Given text:

********

Paul's outlook at the time, as Barclay says,

"was dominated by the fact that he expected the Second Coming of Christ at any moment What he is laying down is crisis legislation. 'The time is short.' So soon was Christ to come, he believed, that everything must be laid aside in one tremendous effort to concentrate on preparation for that coming. The most important human activity and the dearest human relationship must be abandoned . . .

Later, as Paul discerns that Christ's return is not imminent, his views on marriage changed. When he wrote his epistle to the Ephesians, about five or six years later, Paul uses the marriage relationship as a symbol of Christ's relationship with the church (Eph. 5:22-26). By this time he had "realized the permanency of the human situation and regarded marriage as the most precious relationship within it, the only one which was faintly parallel to the relationship of Christ and the church."

Ephesians 5:22-26 is problematic in the way that many fundamentalist Christians interpret these verses. Their understanding ignores the Greek language, for one thing. Today's literalists, reading only the English, understand this passage as to give men dominance over women, as the "head" of women, the "boss". This is somewhat like the cultural bias I cited above in regard to the Ten Commandments where a male dominated interpretation was taken so as to provide divine support to the subordination of women.

In this connection, the following is another example of how the work of exegesis can discover the author's original meaning. According to John Bristow, an interpretation that subordinates women is wrong. What he argues, and correctly so, is that the word "head," in the Ephesian text, understood by many in the English to mean "head" in the terms of leadership or as "boss," is not the meaning that Paul intended. The Greek word Paul used does not mean that. Bristow explains that there are two words in Greek for "head," arche, and kephale. If Paul had used the word arche, then it is possible for an interpretation that sees men as having superiority over women. But arche can also mean, among other things, "to denote point of origin." So "head" in this sense is used as in the word "headwaters," or the head of a river, the place from which a river begins.

********

Check your understanding:
1. Using the passage on Paul and marriage, answer these:
(a) According to Barclay, what did Paul expect at any moment?
(b) About how much later did Paul write his epistle to the Ephesians?
(c) What two Greek words for "head" does Bristow name?
2. Please list every person named in the passage on Paul and marriage.
None of the items are needed for these tasks.

********

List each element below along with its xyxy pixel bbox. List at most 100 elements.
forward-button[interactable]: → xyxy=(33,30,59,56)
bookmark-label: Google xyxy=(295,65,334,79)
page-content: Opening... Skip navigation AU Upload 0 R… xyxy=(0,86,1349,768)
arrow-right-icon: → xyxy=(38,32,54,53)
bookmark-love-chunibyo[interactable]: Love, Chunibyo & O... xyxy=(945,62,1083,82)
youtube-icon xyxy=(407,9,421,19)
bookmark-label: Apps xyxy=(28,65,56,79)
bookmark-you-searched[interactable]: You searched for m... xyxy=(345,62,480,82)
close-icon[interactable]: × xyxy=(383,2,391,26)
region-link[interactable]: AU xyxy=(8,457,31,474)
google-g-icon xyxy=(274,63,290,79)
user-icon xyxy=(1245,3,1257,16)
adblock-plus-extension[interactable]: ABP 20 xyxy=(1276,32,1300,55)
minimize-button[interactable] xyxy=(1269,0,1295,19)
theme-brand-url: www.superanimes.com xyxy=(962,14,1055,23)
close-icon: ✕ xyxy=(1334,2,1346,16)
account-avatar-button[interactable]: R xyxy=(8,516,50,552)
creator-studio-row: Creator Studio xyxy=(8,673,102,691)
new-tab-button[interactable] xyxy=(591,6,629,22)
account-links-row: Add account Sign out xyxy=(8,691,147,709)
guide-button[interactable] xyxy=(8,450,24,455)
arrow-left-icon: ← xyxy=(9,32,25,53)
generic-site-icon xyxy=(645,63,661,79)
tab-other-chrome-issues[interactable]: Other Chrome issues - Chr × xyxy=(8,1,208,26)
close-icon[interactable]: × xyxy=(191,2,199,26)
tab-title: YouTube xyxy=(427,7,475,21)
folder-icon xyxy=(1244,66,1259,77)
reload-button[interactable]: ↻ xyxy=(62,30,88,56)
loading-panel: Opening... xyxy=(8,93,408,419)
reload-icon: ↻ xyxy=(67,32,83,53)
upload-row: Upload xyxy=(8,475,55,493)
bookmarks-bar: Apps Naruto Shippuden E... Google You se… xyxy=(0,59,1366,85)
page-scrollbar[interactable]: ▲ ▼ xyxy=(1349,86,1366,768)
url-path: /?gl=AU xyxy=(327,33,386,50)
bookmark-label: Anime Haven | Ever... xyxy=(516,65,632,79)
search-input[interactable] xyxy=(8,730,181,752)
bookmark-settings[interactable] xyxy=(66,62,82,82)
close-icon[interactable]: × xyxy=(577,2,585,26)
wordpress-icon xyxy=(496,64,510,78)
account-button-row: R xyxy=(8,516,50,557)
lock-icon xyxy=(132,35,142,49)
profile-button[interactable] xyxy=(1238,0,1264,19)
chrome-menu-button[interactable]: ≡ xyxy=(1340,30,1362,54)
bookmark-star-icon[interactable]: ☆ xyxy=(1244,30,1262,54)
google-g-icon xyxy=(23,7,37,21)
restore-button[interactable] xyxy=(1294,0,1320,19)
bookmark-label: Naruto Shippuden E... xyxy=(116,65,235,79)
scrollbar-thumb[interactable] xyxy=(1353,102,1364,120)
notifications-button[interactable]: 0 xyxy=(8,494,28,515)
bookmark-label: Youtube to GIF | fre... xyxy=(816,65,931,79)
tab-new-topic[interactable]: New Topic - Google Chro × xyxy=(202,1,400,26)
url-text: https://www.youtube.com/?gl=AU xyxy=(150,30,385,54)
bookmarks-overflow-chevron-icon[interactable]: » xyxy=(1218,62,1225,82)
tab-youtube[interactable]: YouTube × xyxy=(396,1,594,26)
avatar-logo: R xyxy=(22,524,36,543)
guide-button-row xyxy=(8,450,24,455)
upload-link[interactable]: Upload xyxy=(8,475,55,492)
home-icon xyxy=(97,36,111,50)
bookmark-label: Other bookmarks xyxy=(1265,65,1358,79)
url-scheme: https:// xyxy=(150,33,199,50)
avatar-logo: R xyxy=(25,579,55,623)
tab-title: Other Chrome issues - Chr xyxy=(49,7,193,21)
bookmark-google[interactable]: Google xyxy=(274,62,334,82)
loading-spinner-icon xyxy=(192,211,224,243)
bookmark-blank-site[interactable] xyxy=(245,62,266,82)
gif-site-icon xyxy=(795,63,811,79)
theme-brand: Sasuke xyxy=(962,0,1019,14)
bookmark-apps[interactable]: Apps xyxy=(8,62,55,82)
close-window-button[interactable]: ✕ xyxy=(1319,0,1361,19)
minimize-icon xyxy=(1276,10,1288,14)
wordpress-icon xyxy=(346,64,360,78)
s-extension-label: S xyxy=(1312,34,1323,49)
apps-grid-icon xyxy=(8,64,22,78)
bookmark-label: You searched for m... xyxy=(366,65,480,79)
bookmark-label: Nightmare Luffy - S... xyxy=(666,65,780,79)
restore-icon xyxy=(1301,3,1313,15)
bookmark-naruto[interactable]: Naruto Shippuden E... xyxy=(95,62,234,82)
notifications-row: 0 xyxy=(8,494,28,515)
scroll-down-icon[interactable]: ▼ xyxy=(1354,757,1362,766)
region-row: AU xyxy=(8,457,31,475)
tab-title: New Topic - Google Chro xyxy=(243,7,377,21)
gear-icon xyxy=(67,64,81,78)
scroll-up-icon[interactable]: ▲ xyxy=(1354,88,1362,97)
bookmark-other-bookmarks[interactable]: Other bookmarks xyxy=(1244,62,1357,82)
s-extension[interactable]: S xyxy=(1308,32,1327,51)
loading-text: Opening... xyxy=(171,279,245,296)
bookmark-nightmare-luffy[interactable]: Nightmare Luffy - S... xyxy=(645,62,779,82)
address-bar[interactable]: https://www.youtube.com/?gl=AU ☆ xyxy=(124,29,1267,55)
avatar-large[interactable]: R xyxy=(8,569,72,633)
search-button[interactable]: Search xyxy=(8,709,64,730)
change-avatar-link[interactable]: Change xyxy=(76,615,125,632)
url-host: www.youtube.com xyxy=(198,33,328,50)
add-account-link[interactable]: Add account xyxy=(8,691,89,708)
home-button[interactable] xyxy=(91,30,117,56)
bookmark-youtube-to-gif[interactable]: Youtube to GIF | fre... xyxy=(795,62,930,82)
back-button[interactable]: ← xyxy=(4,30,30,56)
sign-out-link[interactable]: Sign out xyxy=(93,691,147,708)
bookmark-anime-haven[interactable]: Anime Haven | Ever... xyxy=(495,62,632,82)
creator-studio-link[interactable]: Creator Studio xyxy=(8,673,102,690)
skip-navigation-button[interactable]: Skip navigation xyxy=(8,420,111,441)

********

Solutions to the problems:
1.
(a) The Second Coming of Christ.
(b) About five or six years later.
(c) Arche and kephale.

2. Paul, Barclay, Christ, John Bristow